Check every line of the material below for the string "Predicted", and return the ones that have it.

Entries provided
- - -

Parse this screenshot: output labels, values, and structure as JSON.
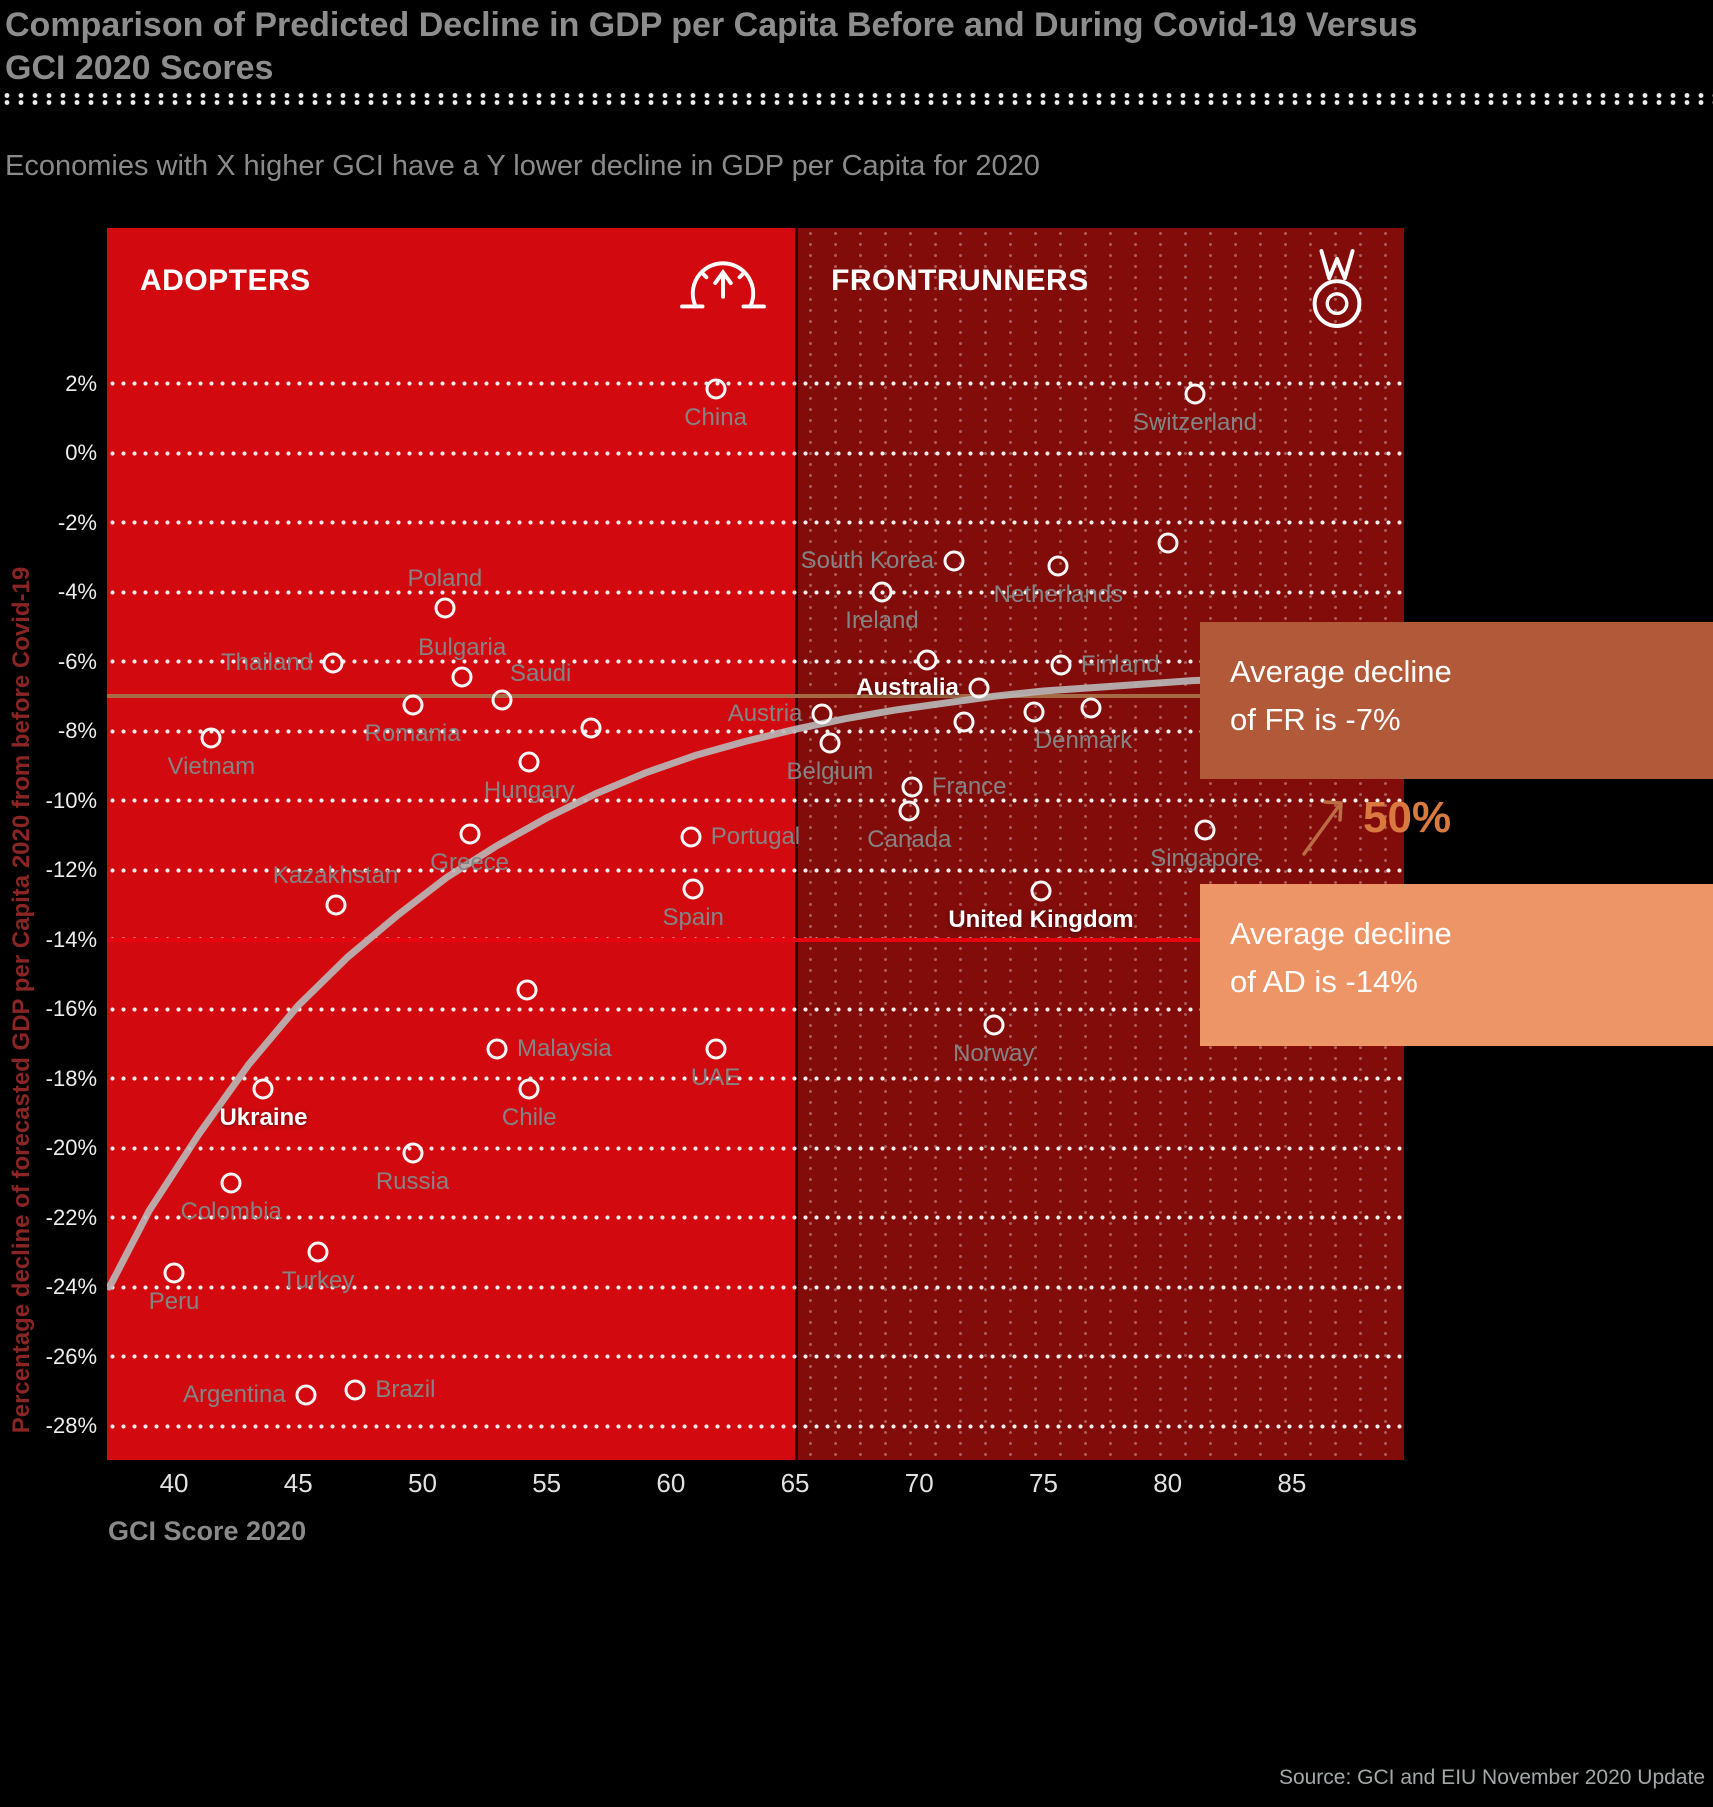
{
  "header": {
    "title_line1": "Comparison of Predicted Decline in GDP per Capita Before and During Covid-19 Versus",
    "title_line2": "GCI 2020 Scores",
    "subtitle": "Economies with X higher GCI have a Y lower decline in GDP per Capita for 2020"
  },
  "regions": {
    "adopters": {
      "label": "ADOPTERS",
      "color": "#d20a10",
      "icon": "gauge-icon"
    },
    "frontrunners": {
      "label": "FRONTRUNNERS",
      "color": "#820c0a",
      "icon": "medal-icon"
    }
  },
  "axes": {
    "x_label": "GCI Score 2020",
    "y_label": "Percentage decline of forecasted GDP per Capita 2020 from before Covid-19",
    "x_ticks": [
      40,
      45,
      50,
      55,
      60,
      65,
      70,
      75,
      80,
      85
    ],
    "y_ticks": [
      {
        "v": 2,
        "label": "2%"
      },
      {
        "v": 0,
        "label": "0%"
      },
      {
        "v": -2,
        "label": "-2%"
      },
      {
        "v": -4,
        "label": "-4%"
      },
      {
        "v": -6,
        "label": "-6%"
      },
      {
        "v": -8,
        "label": "-8%"
      },
      {
        "v": -10,
        "label": "-10%"
      },
      {
        "v": -12,
        "label": "-12%"
      },
      {
        "v": -14,
        "label": "-14%"
      },
      {
        "v": -16,
        "label": "-16%"
      },
      {
        "v": -18,
        "label": "-18%"
      },
      {
        "v": -20,
        "label": "-20%"
      },
      {
        "v": -22,
        "label": "-22%"
      },
      {
        "v": -24,
        "label": "-24%"
      },
      {
        "v": -26,
        "label": "-26%"
      },
      {
        "v": -28,
        "label": "-28%"
      }
    ]
  },
  "annotations": {
    "fr_callout": {
      "line1": "Average decline",
      "line2": "of FR is -7%",
      "value": -7,
      "bg": "#b2593a"
    },
    "ad_callout": {
      "line1": "Average decline",
      "line2": "of AD is -14%",
      "value": -14,
      "bg": "#ee9568"
    },
    "gain_label": "50%",
    "accent": "#d9793f",
    "arrow_color": "#bc6c42",
    "fr_line_color": "#a66a44",
    "ad_line_color": "#e8040f"
  },
  "source": "Source: GCI and EIU November 2020 Update",
  "chart_data": {
    "type": "scatter",
    "title": "Comparison of Predicted Decline in GDP per Capita Before and During Covid-19 Versus GCI 2020 Scores",
    "xlabel": "GCI Score 2020",
    "ylabel": "Percentage decline of forecasted GDP per Capita 2020 from before Covid-19",
    "x_range": [
      37.3,
      89.5
    ],
    "y_range": [
      -29.6,
      4.5
    ],
    "split_x": 65,
    "grid": "horizontal-dotted",
    "trend_color": "#b8b8b8",
    "points": [
      {
        "label": "China",
        "x": 61.8,
        "y": 1.85,
        "pos": "below"
      },
      {
        "label": "Poland",
        "x": 50.9,
        "y": -4.45,
        "pos": "above"
      },
      {
        "label": "Thailand",
        "x": 46.4,
        "y": -6.05,
        "pos": "left"
      },
      {
        "label": "Bulgaria",
        "x": 51.6,
        "y": -6.45,
        "pos": "above"
      },
      {
        "label": "Saudi",
        "x": 53.2,
        "y": -7.1,
        "pos": "above-right"
      },
      {
        "label": "Romania",
        "x": 49.6,
        "y": -7.25,
        "pos": "below"
      },
      {
        "label": "Vietnam",
        "x": 41.5,
        "y": -8.2,
        "pos": "below"
      },
      {
        "label": "",
        "x": 56.8,
        "y": -7.9
      },
      {
        "label": "Hungary",
        "x": 54.3,
        "y": -8.9,
        "pos": "below"
      },
      {
        "label": "Greece",
        "x": 51.9,
        "y": -10.95,
        "pos": "below"
      },
      {
        "label": "Portugal",
        "x": 60.8,
        "y": -11.05,
        "pos": "right"
      },
      {
        "label": "Spain",
        "x": 60.9,
        "y": -12.55,
        "pos": "below"
      },
      {
        "label": "Kazakhstan",
        "x": 46.5,
        "y": -13.0,
        "pos": "above"
      },
      {
        "label": "",
        "x": 54.2,
        "y": -15.45
      },
      {
        "label": "Malaysia",
        "x": 53.0,
        "y": -17.15,
        "pos": "right"
      },
      {
        "label": "UAE",
        "x": 61.8,
        "y": -17.15,
        "pos": "below"
      },
      {
        "label": "Ukraine",
        "x": 43.6,
        "y": -18.3,
        "pos": "below",
        "white": true
      },
      {
        "label": "Chile",
        "x": 54.3,
        "y": -18.3,
        "pos": "below"
      },
      {
        "label": "Russia",
        "x": 49.6,
        "y": -20.15,
        "pos": "below"
      },
      {
        "label": "Colombia",
        "x": 42.3,
        "y": -21.0,
        "pos": "below"
      },
      {
        "label": "Turkey",
        "x": 45.8,
        "y": -23.0,
        "pos": "below"
      },
      {
        "label": "Peru",
        "x": 40.0,
        "y": -23.6,
        "pos": "below"
      },
      {
        "label": "Argentina",
        "x": 45.3,
        "y": -27.1,
        "pos": "left"
      },
      {
        "label": "Brazil",
        "x": 47.3,
        "y": -26.95,
        "pos": "right"
      },
      {
        "label": "Switzerland",
        "x": 81.1,
        "y": 1.7,
        "pos": "below"
      },
      {
        "label": "",
        "x": 80.0,
        "y": -2.6
      },
      {
        "label": "South Korea",
        "x": 71.4,
        "y": -3.1,
        "pos": "left"
      },
      {
        "label": "Netherlands",
        "x": 75.6,
        "y": -3.25,
        "pos": "below"
      },
      {
        "label": "Ireland",
        "x": 68.5,
        "y": -4.0,
        "pos": "below"
      },
      {
        "label": "",
        "x": 70.3,
        "y": -5.95
      },
      {
        "label": "Finland",
        "x": 75.7,
        "y": -6.1,
        "pos": "right"
      },
      {
        "label": "Australia",
        "x": 72.4,
        "y": -6.75,
        "pos": "left",
        "white": true
      },
      {
        "label": "Austria",
        "x": 66.1,
        "y": -7.5,
        "pos": "left"
      },
      {
        "label": "",
        "x": 71.8,
        "y": -7.75
      },
      {
        "label": "Denmark",
        "x": 74.6,
        "y": -7.45,
        "pos": "below-right"
      },
      {
        "label": "",
        "x": 76.9,
        "y": -7.35
      },
      {
        "label": "Belgium",
        "x": 66.4,
        "y": -8.35,
        "pos": "below"
      },
      {
        "label": "France",
        "x": 69.7,
        "y": -9.6,
        "pos": "right"
      },
      {
        "label": "Canada",
        "x": 69.6,
        "y": -10.3,
        "pos": "below"
      },
      {
        "label": "Singapore",
        "x": 81.5,
        "y": -10.85,
        "pos": "below"
      },
      {
        "label": "United Kingdom",
        "x": 74.9,
        "y": -12.6,
        "pos": "below",
        "white": true
      },
      {
        "label": "Norway",
        "x": 73.0,
        "y": -16.45,
        "pos": "below"
      }
    ],
    "trend_line": [
      [
        37.4,
        -24.0
      ],
      [
        39,
        -21.8
      ],
      [
        41,
        -19.6
      ],
      [
        43,
        -17.6
      ],
      [
        45,
        -15.9
      ],
      [
        47,
        -14.5
      ],
      [
        49,
        -13.3
      ],
      [
        51,
        -12.2
      ],
      [
        53,
        -11.3
      ],
      [
        55,
        -10.5
      ],
      [
        57,
        -9.8
      ],
      [
        59,
        -9.2
      ],
      [
        61,
        -8.7
      ],
      [
        63,
        -8.3
      ],
      [
        65,
        -7.95
      ],
      [
        67,
        -7.65
      ],
      [
        69,
        -7.4
      ],
      [
        71,
        -7.2
      ],
      [
        73,
        -7.0
      ],
      [
        75,
        -6.85
      ],
      [
        77,
        -6.75
      ],
      [
        79,
        -6.65
      ],
      [
        81,
        -6.55
      ],
      [
        83,
        -6.5
      ],
      [
        85,
        -6.45
      ],
      [
        87,
        -6.4
      ],
      [
        89,
        -6.35
      ]
    ]
  }
}
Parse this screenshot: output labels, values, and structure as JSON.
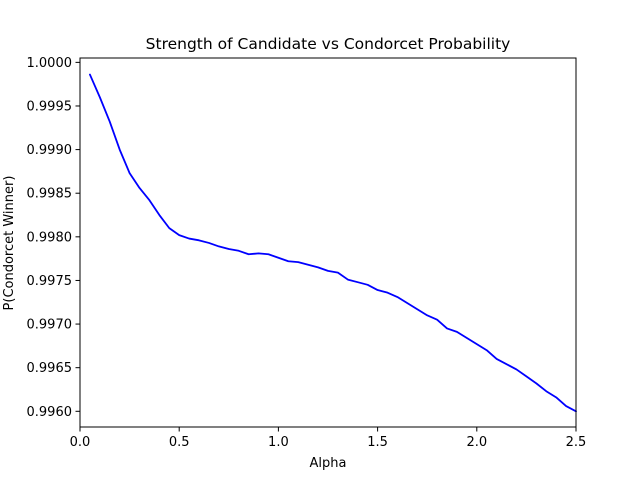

- - -

Expected answer
    "title_line1": "Comparison of Predicted Decline in GDP per Capita Before and During Covid-19 Versus",
    "title": "Comparison of Predicted Decline in GDP per Capita Before and During Covid-19 Versus GCI 2020 Scores",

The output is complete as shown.